- Instruction -
Across the data below, how many lines hold "Population"? Answer with that number and nothing else.

Rows from a figure dataset

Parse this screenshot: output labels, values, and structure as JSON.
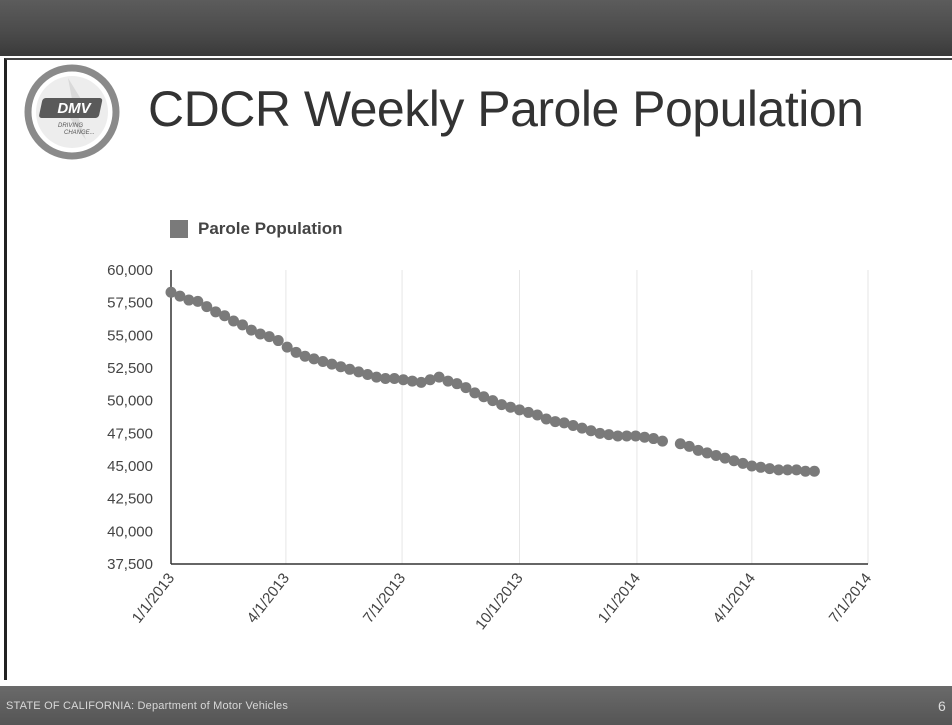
{
  "slide": {
    "title": "CDCR Weekly Parole Population",
    "footer": "STATE OF CALIFORNIA: Department of Motor Vehicles",
    "page_number": "6",
    "logo": {
      "text": "DMV",
      "tagline_1": "DRIVING",
      "tagline_2": "CHANGE..."
    }
  },
  "colors": {
    "series": "#7a7a7a",
    "grid": "#e6e6e6",
    "axis": "#333333",
    "tick_text": "#444444"
  },
  "chart_data": {
    "type": "scatter",
    "title": "",
    "xlabel": "",
    "ylabel": "",
    "legend": {
      "position": "top-left",
      "entries": [
        "Parole Population"
      ]
    },
    "grid": true,
    "x_tick_labels": [
      "1/1/2013",
      "4/1/2013",
      "7/1/2013",
      "10/1/2013",
      "1/1/2014",
      "4/1/2014",
      "7/1/2014"
    ],
    "y_tick_labels": [
      "37,500",
      "40,000",
      "42,500",
      "45,000",
      "47,500",
      "50,000",
      "52,500",
      "55,000",
      "57,500",
      "60,000"
    ],
    "xlim": [
      "2013-01-01",
      "2014-07-01"
    ],
    "ylim": [
      37500,
      60000
    ],
    "series": [
      {
        "name": "Parole Population",
        "x": [
          "2013-01-01",
          "2013-01-08",
          "2013-01-15",
          "2013-01-22",
          "2013-01-29",
          "2013-02-05",
          "2013-02-12",
          "2013-02-19",
          "2013-02-26",
          "2013-03-05",
          "2013-03-12",
          "2013-03-19",
          "2013-03-26",
          "2013-04-02",
          "2013-04-09",
          "2013-04-16",
          "2013-04-23",
          "2013-04-30",
          "2013-05-07",
          "2013-05-14",
          "2013-05-21",
          "2013-05-28",
          "2013-06-04",
          "2013-06-11",
          "2013-06-18",
          "2013-06-25",
          "2013-07-02",
          "2013-07-09",
          "2013-07-16",
          "2013-07-23",
          "2013-07-30",
          "2013-08-06",
          "2013-08-13",
          "2013-08-20",
          "2013-08-27",
          "2013-09-03",
          "2013-09-10",
          "2013-09-17",
          "2013-09-24",
          "2013-10-01",
          "2013-10-08",
          "2013-10-15",
          "2013-10-22",
          "2013-10-29",
          "2013-11-05",
          "2013-11-12",
          "2013-11-19",
          "2013-11-26",
          "2013-12-03",
          "2013-12-10",
          "2013-12-17",
          "2013-12-24",
          "2013-12-31",
          "2014-01-07",
          "2014-01-14",
          "2014-01-21",
          "2014-02-04",
          "2014-02-11",
          "2014-02-18",
          "2014-02-25",
          "2014-03-04",
          "2014-03-11",
          "2014-03-18",
          "2014-03-25",
          "2014-04-01",
          "2014-04-08",
          "2014-04-15",
          "2014-04-22",
          "2014-04-29",
          "2014-05-06",
          "2014-05-13",
          "2014-05-20"
        ],
        "values": [
          58300,
          58000,
          57700,
          57600,
          57200,
          56800,
          56500,
          56100,
          55800,
          55400,
          55100,
          54900,
          54600,
          54100,
          53700,
          53400,
          53200,
          53000,
          52800,
          52600,
          52400,
          52200,
          52000,
          51800,
          51700,
          51700,
          51600,
          51500,
          51400,
          51600,
          51800,
          51500,
          51300,
          51000,
          50600,
          50300,
          50000,
          49700,
          49500,
          49300,
          49100,
          48900,
          48600,
          48400,
          48300,
          48100,
          47900,
          47700,
          47500,
          47400,
          47300,
          47300,
          47300,
          47200,
          47100,
          46900,
          46700,
          46500,
          46200,
          46000,
          45800,
          45600,
          45400,
          45200,
          45000,
          44900,
          44800,
          44700,
          44700,
          44700,
          44600,
          44600
        ]
      }
    ]
  }
}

- Solution to this exercise -
3